::: Records supplied

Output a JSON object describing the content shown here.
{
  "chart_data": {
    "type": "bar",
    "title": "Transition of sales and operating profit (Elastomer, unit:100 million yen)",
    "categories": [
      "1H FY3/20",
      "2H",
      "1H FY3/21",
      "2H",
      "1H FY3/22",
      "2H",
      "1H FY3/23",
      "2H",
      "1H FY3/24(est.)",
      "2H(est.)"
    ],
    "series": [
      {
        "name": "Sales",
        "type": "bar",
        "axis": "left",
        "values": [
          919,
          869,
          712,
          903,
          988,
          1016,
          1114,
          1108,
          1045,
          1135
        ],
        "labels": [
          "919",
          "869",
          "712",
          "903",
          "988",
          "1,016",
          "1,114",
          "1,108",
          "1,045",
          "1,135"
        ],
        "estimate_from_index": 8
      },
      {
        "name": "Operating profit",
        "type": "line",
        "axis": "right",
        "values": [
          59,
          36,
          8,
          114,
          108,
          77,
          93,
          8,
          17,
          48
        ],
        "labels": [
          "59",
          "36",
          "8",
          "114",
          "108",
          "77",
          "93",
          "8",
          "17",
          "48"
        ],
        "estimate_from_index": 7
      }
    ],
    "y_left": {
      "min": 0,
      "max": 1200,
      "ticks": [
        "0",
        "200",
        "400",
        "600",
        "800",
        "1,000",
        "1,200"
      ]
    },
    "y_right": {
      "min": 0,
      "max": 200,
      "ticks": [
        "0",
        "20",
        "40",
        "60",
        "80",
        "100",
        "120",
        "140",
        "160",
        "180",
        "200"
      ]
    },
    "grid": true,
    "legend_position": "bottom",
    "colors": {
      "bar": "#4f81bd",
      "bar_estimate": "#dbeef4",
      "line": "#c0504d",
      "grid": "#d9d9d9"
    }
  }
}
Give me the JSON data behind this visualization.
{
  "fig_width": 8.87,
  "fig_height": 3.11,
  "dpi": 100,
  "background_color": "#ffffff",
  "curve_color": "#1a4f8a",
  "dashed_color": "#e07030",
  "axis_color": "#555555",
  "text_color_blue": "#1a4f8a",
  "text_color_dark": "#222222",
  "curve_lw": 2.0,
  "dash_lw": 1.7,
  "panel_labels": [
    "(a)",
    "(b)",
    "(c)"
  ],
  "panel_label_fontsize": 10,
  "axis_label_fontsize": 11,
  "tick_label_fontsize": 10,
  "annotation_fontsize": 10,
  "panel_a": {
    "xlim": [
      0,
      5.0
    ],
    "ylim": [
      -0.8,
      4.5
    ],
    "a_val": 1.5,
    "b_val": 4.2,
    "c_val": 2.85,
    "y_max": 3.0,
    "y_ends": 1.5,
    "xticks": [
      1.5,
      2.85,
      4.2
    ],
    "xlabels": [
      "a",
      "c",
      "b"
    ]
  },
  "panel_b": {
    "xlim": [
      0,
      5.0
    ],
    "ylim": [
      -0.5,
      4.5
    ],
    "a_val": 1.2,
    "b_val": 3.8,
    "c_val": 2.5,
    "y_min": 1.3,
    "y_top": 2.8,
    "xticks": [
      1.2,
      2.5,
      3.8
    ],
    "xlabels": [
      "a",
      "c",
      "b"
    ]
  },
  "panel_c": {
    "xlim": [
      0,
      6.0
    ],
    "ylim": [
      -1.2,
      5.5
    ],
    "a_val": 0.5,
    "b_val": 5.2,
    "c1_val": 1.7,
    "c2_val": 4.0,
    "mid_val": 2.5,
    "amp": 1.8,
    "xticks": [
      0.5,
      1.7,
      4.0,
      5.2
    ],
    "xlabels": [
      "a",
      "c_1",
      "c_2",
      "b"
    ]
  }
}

::::::

▶ [Problem description]
Transcribe every entry verbatim.

▶ [Answer below]
Output a JSON object describing the content shown here.
{
  "chart_data": {
    "type": "bar",
    "title": "Transition of sales and operating profit (Elastomer, unit:100 million yen)",
    "categories": [
      "1H FY3/20",
      "2H",
      "1H FY3/21",
      "2H",
      "1H FY3/22",
      "2H",
      "1H FY3/23",
      "2H",
      "1H FY3/24(est.)",
      "2H(est.)"
    ],
    "series": [
      {
        "name": "Sales",
        "type": "bar",
        "axis": "left",
        "values": [
          919,
          869,
          712,
          903,
          988,
          1016,
          1114,
          1108,
          1045,
          1135
        ],
        "labels": [
          "919",
          "869",
          "712",
          "903",
          "988",
          "1,016",
          "1,114",
          "1,108",
          "1,045",
          "1,135"
        ],
        "estimate_from_index": 8
      },
      {
        "name": "Operating profit",
        "type": "line",
        "axis": "right",
        "values": [
          59,
          36,
          8,
          114,
          108,
          77,
          93,
          8,
          17,
          48
        ],
        "labels": [
          "59",
          "36",
          "8",
          "114",
          "108",
          "77",
          "93",
          "8",
          "17",
          "48"
        ],
        "estimate_from_index": 7
      }
    ],
    "y_left": {
      "min": 0,
      "max": 1200,
      "ticks": [
        "0",
        "200",
        "400",
        "600",
        "800",
        "1,000",
        "1,200"
      ]
    },
    "y_right": {
      "min": 0,
      "max": 200,
      "ticks": [
        "0",
        "20",
        "40",
        "60",
        "80",
        "100",
        "120",
        "140",
        "160",
        "180",
        "200"
      ]
    },
    "grid": true,
    "legend_position": "bottom",
    "colors": {
      "bar": "#4f81bd",
      "bar_estimate": "#dbeef4",
      "line": "#c0504d",
      "grid": "#d9d9d9"
    }
  }
}
Give me the JSON data behind this visualization.
{
  "fig_width": 8.87,
  "fig_height": 3.11,
  "dpi": 100,
  "background_color": "#ffffff",
  "curve_color": "#1a4f8a",
  "dashed_color": "#e07030",
  "axis_color": "#555555",
  "text_color_blue": "#1a4f8a",
  "text_color_dark": "#222222",
  "curve_lw": 2.0,
  "dash_lw": 1.7,
  "panel_labels": [
    "(a)",
    "(b)",
    "(c)"
  ],
  "panel_label_fontsize": 10,
  "axis_label_fontsize": 11,
  "tick_label_fontsize": 10,
  "annotation_fontsize": 10,
  "panel_a": {
    "xlim": [
      0,
      5.0
    ],
    "ylim": [
      -0.8,
      4.5
    ],
    "a_val": 1.5,
    "b_val": 4.2,
    "c_val": 2.85,
    "y_max": 3.0,
    "y_ends": 1.5,
    "xticks": [
      1.5,
      2.85,
      4.2
    ],
    "xlabels": [
      "a",
      "c",
      "b"
    ]
  },
  "panel_b": {
    "xlim": [
      0,
      5.0
    ],
    "ylim": [
      -0.5,
      4.5
    ],
    "a_val": 1.2,
    "b_val": 3.8,
    "c_val": 2.5,
    "y_min": 1.3,
    "y_top": 2.8,
    "xticks": [
      1.2,
      2.5,
      3.8
    ],
    "xlabels": [
      "a",
      "c",
      "b"
    ]
  },
  "panel_c": {
    "xlim": [
      0,
      6.0
    ],
    "ylim": [
      -1.2,
      5.5
    ],
    "a_val": 0.5,
    "b_val": 5.2,
    "c1_val": 1.7,
    "c2_val": 4.0,
    "mid_val": 2.5,
    "amp": 1.8,
    "xticks": [
      0.5,
      1.7,
      4.0,
      5.2
    ],
    "xlabels": [
      "a",
      "c_1",
      "c_2",
      "b"
    ]
  }
}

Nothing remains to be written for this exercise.